▶ _TASK_
Leave out the pictures, then reproduce the rest of the material exactly.

▶ _DATASET RECORDS_

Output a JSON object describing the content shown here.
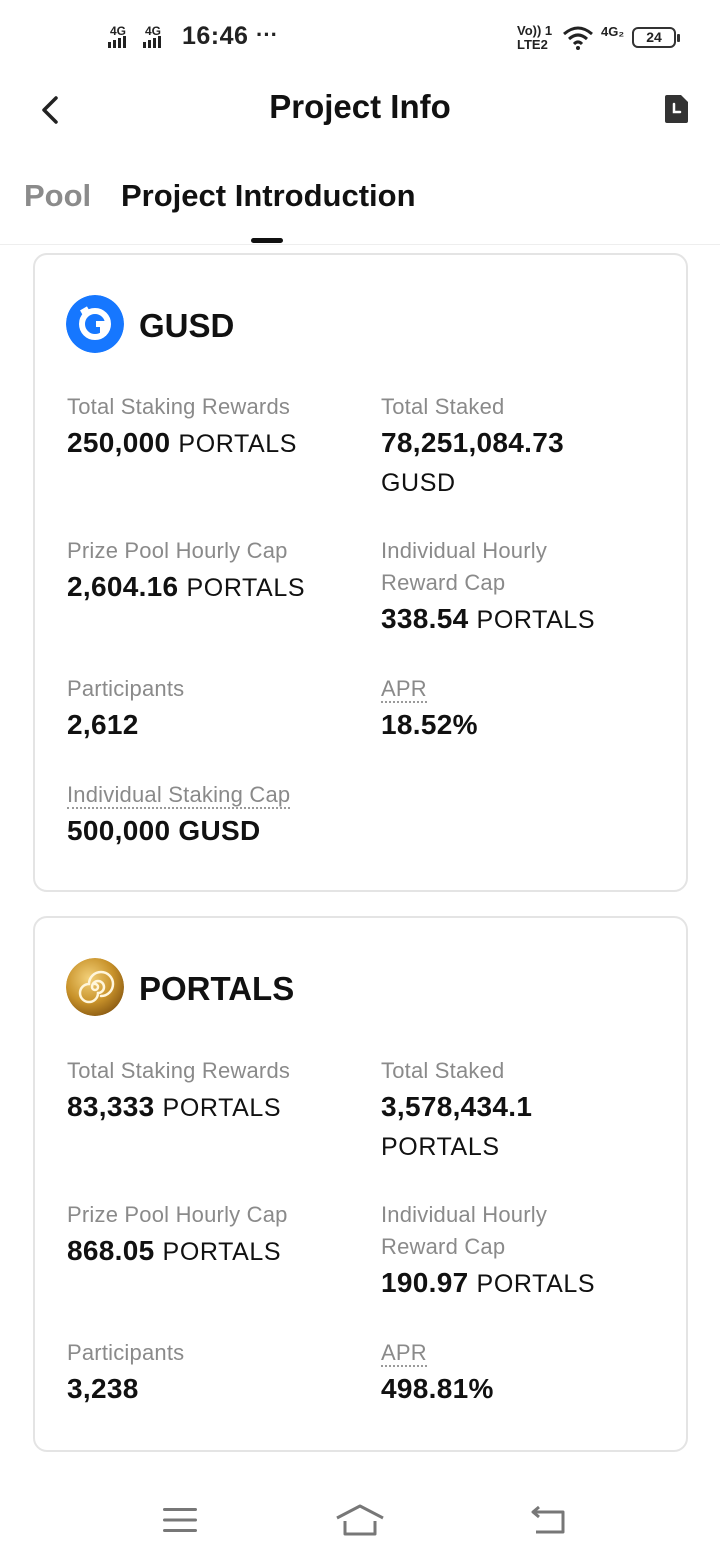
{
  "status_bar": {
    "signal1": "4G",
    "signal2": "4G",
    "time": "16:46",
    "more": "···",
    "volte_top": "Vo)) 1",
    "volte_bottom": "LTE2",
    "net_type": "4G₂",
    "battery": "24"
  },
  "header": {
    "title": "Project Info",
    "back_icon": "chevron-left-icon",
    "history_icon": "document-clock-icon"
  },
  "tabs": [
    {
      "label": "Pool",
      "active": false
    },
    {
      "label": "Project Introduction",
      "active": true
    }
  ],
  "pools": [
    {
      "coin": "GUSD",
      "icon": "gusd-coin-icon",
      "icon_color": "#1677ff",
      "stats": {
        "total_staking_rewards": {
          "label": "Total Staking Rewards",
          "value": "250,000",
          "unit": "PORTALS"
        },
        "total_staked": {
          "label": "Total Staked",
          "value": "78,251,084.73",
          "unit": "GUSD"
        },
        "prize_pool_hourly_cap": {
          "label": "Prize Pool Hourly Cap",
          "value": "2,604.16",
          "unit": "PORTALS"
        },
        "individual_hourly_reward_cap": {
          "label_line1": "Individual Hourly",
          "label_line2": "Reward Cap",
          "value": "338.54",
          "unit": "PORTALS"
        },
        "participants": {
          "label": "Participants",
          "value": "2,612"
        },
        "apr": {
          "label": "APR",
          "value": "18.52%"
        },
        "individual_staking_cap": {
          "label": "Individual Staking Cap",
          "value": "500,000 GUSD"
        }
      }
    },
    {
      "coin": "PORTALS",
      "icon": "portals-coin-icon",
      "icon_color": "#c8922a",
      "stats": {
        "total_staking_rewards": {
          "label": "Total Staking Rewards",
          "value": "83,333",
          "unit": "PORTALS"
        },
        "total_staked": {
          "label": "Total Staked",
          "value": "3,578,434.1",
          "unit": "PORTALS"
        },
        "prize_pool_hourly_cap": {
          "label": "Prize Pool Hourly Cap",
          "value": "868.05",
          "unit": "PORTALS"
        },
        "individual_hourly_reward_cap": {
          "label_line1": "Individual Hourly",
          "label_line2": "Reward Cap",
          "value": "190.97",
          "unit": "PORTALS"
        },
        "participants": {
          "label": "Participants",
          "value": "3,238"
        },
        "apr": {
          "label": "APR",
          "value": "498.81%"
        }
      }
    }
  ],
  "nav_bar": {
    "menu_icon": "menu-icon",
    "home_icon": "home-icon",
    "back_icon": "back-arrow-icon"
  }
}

▶ _SOLUTION TO THIS TASK_
Output a JSON object describing the content shown here.
{
  "status_bar": {
    "signal1": "4G",
    "signal2": "4G",
    "time": "16:46",
    "more": "···",
    "volte_top": "Vo)) 1",
    "volte_bottom": "LTE2",
    "net_type": "4G₂",
    "battery": "24"
  },
  "header": {
    "title": "Project Info",
    "back_icon": "chevron-left-icon",
    "history_icon": "document-clock-icon"
  },
  "tabs": [
    {
      "label": "Pool",
      "active": false
    },
    {
      "label": "Project Introduction",
      "active": true
    }
  ],
  "pools": [
    {
      "coin": "GUSD",
      "icon": "gusd-coin-icon",
      "icon_color": "#1677ff",
      "stats": {
        "total_staking_rewards": {
          "label": "Total Staking Rewards",
          "value": "250,000",
          "unit": "PORTALS"
        },
        "total_staked": {
          "label": "Total Staked",
          "value": "78,251,084.73",
          "unit": "GUSD"
        },
        "prize_pool_hourly_cap": {
          "label": "Prize Pool Hourly Cap",
          "value": "2,604.16",
          "unit": "PORTALS"
        },
        "individual_hourly_reward_cap": {
          "label_line1": "Individual Hourly",
          "label_line2": "Reward Cap",
          "value": "338.54",
          "unit": "PORTALS"
        },
        "participants": {
          "label": "Participants",
          "value": "2,612"
        },
        "apr": {
          "label": "APR",
          "value": "18.52%"
        },
        "individual_staking_cap": {
          "label": "Individual Staking Cap",
          "value": "500,000 GUSD"
        }
      }
    },
    {
      "coin": "PORTALS",
      "icon": "portals-coin-icon",
      "icon_color": "#c8922a",
      "stats": {
        "total_staking_rewards": {
          "label": "Total Staking Rewards",
          "value": "83,333",
          "unit": "PORTALS"
        },
        "total_staked": {
          "label": "Total Staked",
          "value": "3,578,434.1",
          "unit": "PORTALS"
        },
        "prize_pool_hourly_cap": {
          "label": "Prize Pool Hourly Cap",
          "value": "868.05",
          "unit": "PORTALS"
        },
        "individual_hourly_reward_cap": {
          "label_line1": "Individual Hourly",
          "label_line2": "Reward Cap",
          "value": "190.97",
          "unit": "PORTALS"
        },
        "participants": {
          "label": "Participants",
          "value": "3,238"
        },
        "apr": {
          "label": "APR",
          "value": "498.81%"
        }
      }
    }
  ],
  "nav_bar": {
    "menu_icon": "menu-icon",
    "home_icon": "home-icon",
    "back_icon": "back-arrow-icon"
  }
}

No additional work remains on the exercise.